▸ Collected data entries
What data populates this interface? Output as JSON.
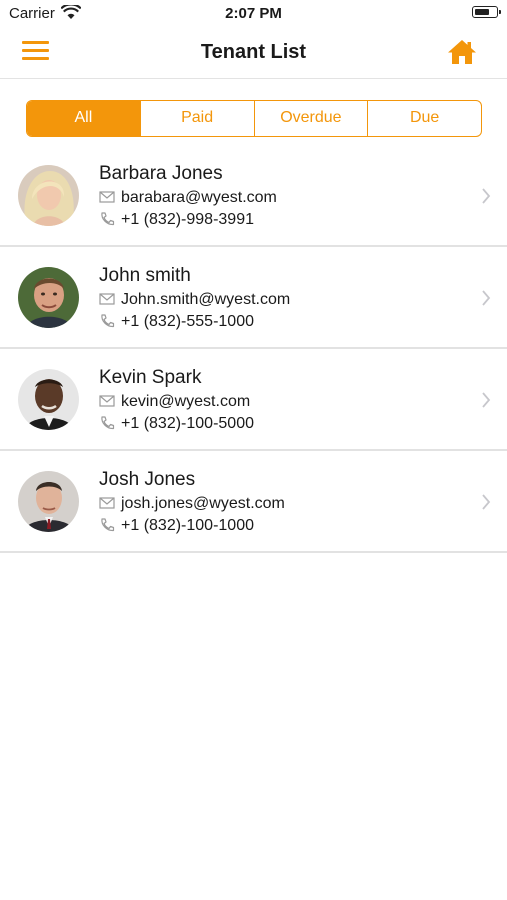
{
  "status_bar": {
    "carrier": "Carrier",
    "time": "2:07 PM",
    "battery_level": 0.7
  },
  "nav": {
    "title": "Tenant List",
    "left_icon": "menu-icon",
    "right_icon": "home-icon"
  },
  "colors": {
    "accent": "#f3960b",
    "divider": "#e2e2e2"
  },
  "filter_tabs": [
    {
      "label": "All",
      "selected": true
    },
    {
      "label": "Paid",
      "selected": false
    },
    {
      "label": "Overdue",
      "selected": false
    },
    {
      "label": "Due",
      "selected": false
    }
  ],
  "tenants": [
    {
      "name": "Barbara Jones",
      "email": "barabara@wyest.com",
      "phone": "+1  (832)-998-3991"
    },
    {
      "name": "John smith",
      "email": "John.smith@wyest.com",
      "phone": "+1 (832)-555-1000"
    },
    {
      "name": "Kevin Spark",
      "email": "kevin@wyest.com",
      "phone": "+1 (832)-100-5000"
    },
    {
      "name": "Josh Jones",
      "email": "josh.jones@wyest.com",
      "phone": "+1 (832)-100-1000"
    }
  ]
}
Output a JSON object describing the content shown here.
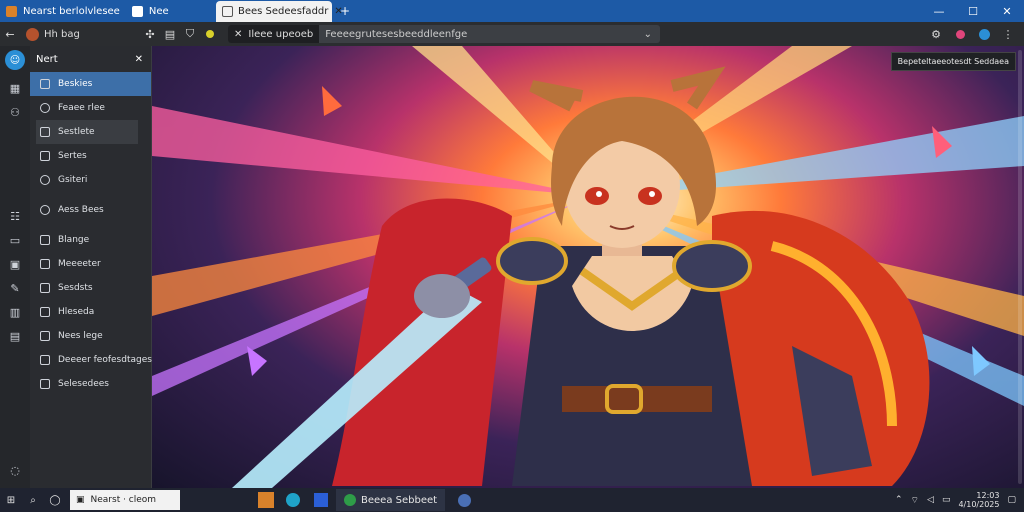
{
  "tabs": [
    {
      "label": "Nearst berlolvlesee",
      "icon": "app-icon"
    },
    {
      "label": "Nee",
      "icon": "tab-icon"
    },
    {
      "label": "Bees Sedeesfaddr",
      "icon": "page-icon",
      "active": true
    }
  ],
  "window": {
    "minimize": "—",
    "maximize": "☐",
    "close": "✕",
    "newtab": "+"
  },
  "toolbar": {
    "profile": "Hh bag",
    "url_prefix": "Ileee upeoeb",
    "url_text": "Feeeegrutesesbeeddleenfge",
    "url_chevron": "⌄"
  },
  "panel": {
    "title": "Nert",
    "items": [
      {
        "label": "Beskies",
        "icon": "folder-icon",
        "selected": true
      },
      {
        "label": "Feaee rlee",
        "icon": "bell-icon"
      },
      {
        "label": "Sestlete",
        "icon": "list-icon",
        "hover": true
      },
      {
        "label": "Sertes",
        "icon": "square-icon"
      },
      {
        "label": "Gsiteri",
        "icon": "circle-icon"
      },
      {
        "label": "Aess Bees",
        "icon": "pin-icon"
      },
      {
        "label": "Blange",
        "icon": "monitor-icon"
      },
      {
        "label": "Meeeeter",
        "icon": "mail-icon"
      },
      {
        "label": "Sesdsts",
        "icon": "doc-icon"
      },
      {
        "label": "Hleseda",
        "icon": "image-icon"
      },
      {
        "label": "Nees lege",
        "icon": "grid-icon"
      },
      {
        "label": "Deeeer feofesdtages",
        "icon": "box-icon"
      },
      {
        "label": "Selesedees",
        "icon": "list-icon"
      }
    ]
  },
  "tooltip": "Bepeteltaeeotesdt Seddaea",
  "taskbar": {
    "search_label": "Nearst ·  cleom",
    "window_label": "Beeea Sebbeet",
    "time": "12:03",
    "date": "4/10/2025"
  }
}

▸ Request
Only the number is wanted: how many lines in the data include the word "true"?

▸ Result for this task
4